Copy every entry exactly as given, minus the images.

◆ ◆ ◆ ◆ ◆

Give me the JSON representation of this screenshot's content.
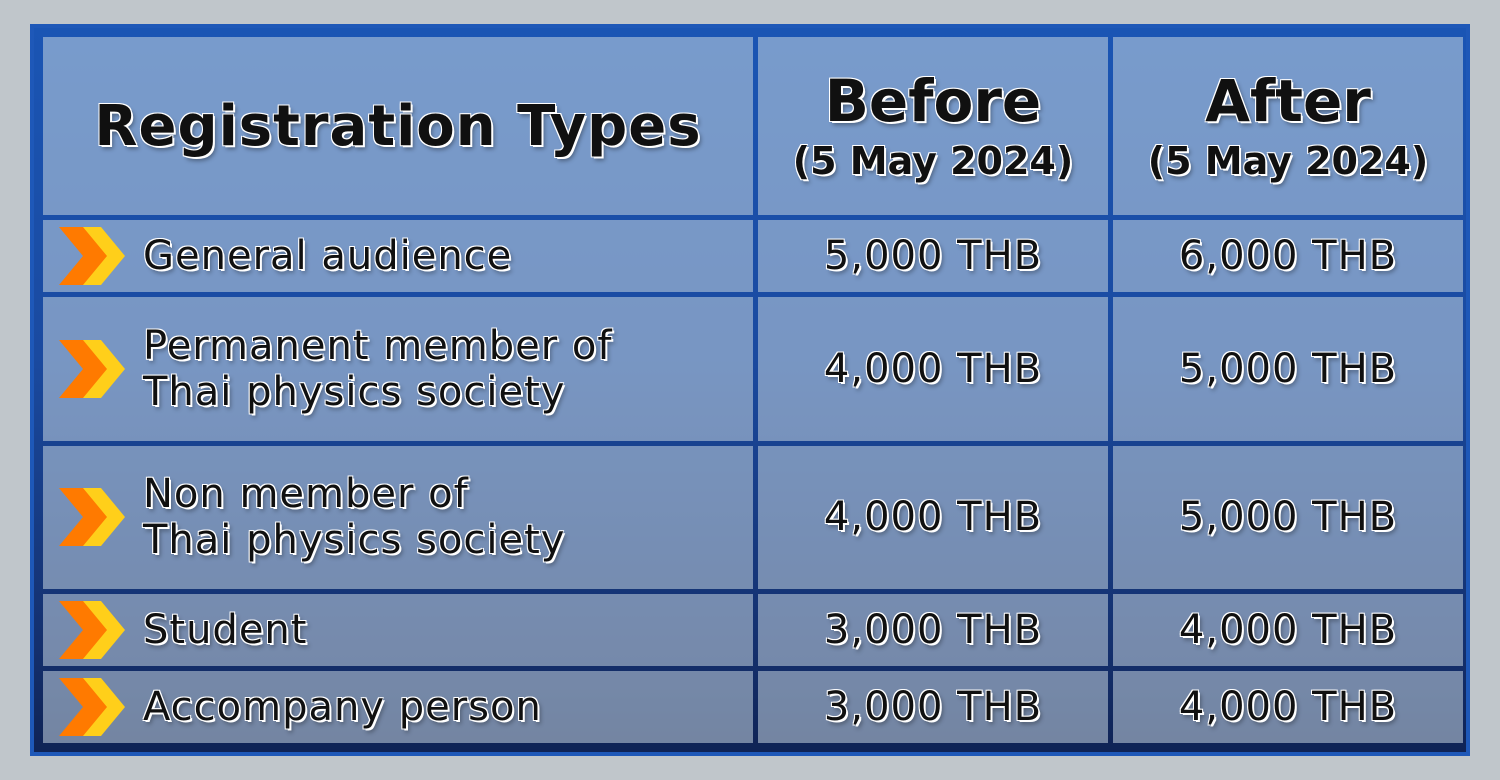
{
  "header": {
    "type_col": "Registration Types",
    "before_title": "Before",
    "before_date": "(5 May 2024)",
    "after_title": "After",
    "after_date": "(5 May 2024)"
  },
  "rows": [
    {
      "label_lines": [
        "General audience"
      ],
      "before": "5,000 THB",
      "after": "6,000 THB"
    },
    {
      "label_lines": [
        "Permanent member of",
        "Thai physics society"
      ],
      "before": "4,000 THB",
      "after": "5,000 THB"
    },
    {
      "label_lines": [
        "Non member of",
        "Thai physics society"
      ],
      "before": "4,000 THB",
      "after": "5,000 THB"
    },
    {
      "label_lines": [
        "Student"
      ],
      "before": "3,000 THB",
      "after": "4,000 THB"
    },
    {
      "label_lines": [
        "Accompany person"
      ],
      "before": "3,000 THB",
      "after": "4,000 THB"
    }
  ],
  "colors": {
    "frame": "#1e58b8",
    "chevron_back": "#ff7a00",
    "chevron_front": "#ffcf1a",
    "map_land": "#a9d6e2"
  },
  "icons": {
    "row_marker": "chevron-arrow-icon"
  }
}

◆ ◆ ◆ ◆ ◆

TASK ANSWER
Give me the JSON representation of this screenshot's content.
{
  "header": {
    "type_col": "Registration Types",
    "before_title": "Before",
    "before_date": "(5 May 2024)",
    "after_title": "After",
    "after_date": "(5 May 2024)"
  },
  "rows": [
    {
      "label_lines": [
        "General audience"
      ],
      "before": "5,000 THB",
      "after": "6,000 THB"
    },
    {
      "label_lines": [
        "Permanent member of",
        "Thai physics society"
      ],
      "before": "4,000 THB",
      "after": "5,000 THB"
    },
    {
      "label_lines": [
        "Non member of",
        "Thai physics society"
      ],
      "before": "4,000 THB",
      "after": "5,000 THB"
    },
    {
      "label_lines": [
        "Student"
      ],
      "before": "3,000 THB",
      "after": "4,000 THB"
    },
    {
      "label_lines": [
        "Accompany person"
      ],
      "before": "3,000 THB",
      "after": "4,000 THB"
    }
  ],
  "colors": {
    "frame": "#1e58b8",
    "chevron_back": "#ff7a00",
    "chevron_front": "#ffcf1a",
    "map_land": "#a9d6e2"
  },
  "icons": {
    "row_marker": "chevron-arrow-icon"
  }
}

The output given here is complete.